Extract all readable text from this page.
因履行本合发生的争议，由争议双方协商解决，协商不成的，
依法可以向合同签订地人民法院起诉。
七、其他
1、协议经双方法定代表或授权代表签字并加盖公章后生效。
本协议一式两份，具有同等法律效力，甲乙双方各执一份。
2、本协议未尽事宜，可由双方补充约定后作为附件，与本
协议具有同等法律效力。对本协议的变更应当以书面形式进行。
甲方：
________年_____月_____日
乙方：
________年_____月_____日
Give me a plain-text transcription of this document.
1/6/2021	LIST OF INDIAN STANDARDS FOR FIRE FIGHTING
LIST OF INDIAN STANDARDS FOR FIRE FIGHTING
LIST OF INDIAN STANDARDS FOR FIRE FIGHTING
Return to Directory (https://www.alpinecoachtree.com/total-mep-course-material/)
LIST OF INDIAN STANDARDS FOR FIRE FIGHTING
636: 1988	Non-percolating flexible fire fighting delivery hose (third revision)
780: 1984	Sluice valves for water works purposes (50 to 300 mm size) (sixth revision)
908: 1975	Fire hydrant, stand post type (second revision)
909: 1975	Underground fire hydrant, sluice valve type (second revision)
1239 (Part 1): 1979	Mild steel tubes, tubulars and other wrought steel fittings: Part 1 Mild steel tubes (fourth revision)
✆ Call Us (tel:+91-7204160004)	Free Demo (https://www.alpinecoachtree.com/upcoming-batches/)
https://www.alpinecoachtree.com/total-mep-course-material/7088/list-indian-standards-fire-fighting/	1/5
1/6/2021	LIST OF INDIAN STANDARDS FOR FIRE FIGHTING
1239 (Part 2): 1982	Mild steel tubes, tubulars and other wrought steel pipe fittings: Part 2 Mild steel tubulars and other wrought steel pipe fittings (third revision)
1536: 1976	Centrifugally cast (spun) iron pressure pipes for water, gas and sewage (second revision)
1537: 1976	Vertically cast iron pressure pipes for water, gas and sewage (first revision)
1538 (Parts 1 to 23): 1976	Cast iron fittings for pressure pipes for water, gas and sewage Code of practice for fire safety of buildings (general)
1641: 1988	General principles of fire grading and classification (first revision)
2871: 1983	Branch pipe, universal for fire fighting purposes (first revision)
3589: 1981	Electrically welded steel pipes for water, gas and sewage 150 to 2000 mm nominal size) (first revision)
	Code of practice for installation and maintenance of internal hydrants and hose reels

==*==

Write out all the entries exactly.

Extract all readable text from this page.
因履行本合发生的争议，由争议双方协商解决，协商不成的，
依法可以向合同签订地人民法院起诉。
七、其他
1、协议经双方法定代表或授权代表签字并加盖公章后生效。
本协议一式两份，具有同等法律效力，甲乙双方各执一份。
2、本协议未尽事宜，可由双方补充约定后作为附件，与本
协议具有同等法律效力。对本协议的变更应当以书面形式进行。
甲方：
________年_____月_____日
乙方：
________年_____月_____日
Give me a plain-text transcription of this document.
1/6/2021	LIST OF INDIAN STANDARDS FOR FIRE FIGHTING
LIST OF INDIAN STANDARDS FOR FIRE FIGHTING
LIST OF INDIAN STANDARDS FOR FIRE FIGHTING
Return to Directory (https://www.alpinecoachtree.com/total-mep-course-material/)
LIST OF INDIAN STANDARDS FOR FIRE FIGHTING
636: 1988	Non-percolating flexible fire fighting delivery hose (third revision)
780: 1984	Sluice valves for water works purposes (50 to 300 mm size) (sixth revision)
908: 1975	Fire hydrant, stand post type (second revision)
909: 1975	Underground fire hydrant, sluice valve type (second revision)
1239 (Part 1): 1979	Mild steel tubes, tubulars and other wrought steel fittings: Part 1 Mild steel tubes (fourth revision)
✆ Call Us (tel:+91-7204160004)	Free Demo (https://www.alpinecoachtree.com/upcoming-batches/)
https://www.alpinecoachtree.com/total-mep-course-material/7088/list-indian-standards-fire-fighting/	1/5
1/6/2021	LIST OF INDIAN STANDARDS FOR FIRE FIGHTING
1239 (Part 2): 1982	Mild steel tubes, tubulars and other wrought steel pipe fittings: Part 2 Mild steel tubulars and other wrought steel pipe fittings (third revision)
1536: 1976	Centrifugally cast (spun) iron pressure pipes for water, gas and sewage (second revision)
1537: 1976	Vertically cast iron pressure pipes for water, gas and sewage (first revision)
1538 (Parts 1 to 23): 1976	Cast iron fittings for pressure pipes for water, gas and sewage Code of practice for fire safety of buildings (general)
1641: 1988	General principles of fire grading and classification (first revision)
2871: 1983	Branch pipe, universal for fire fighting purposes (first revision)
3589: 1981	Electrically welded steel pipes for water, gas and sewage 150 to 2000 mm nominal size) (first revision)
	Code of practice for installation and maintenance of internal hydrants and hose reels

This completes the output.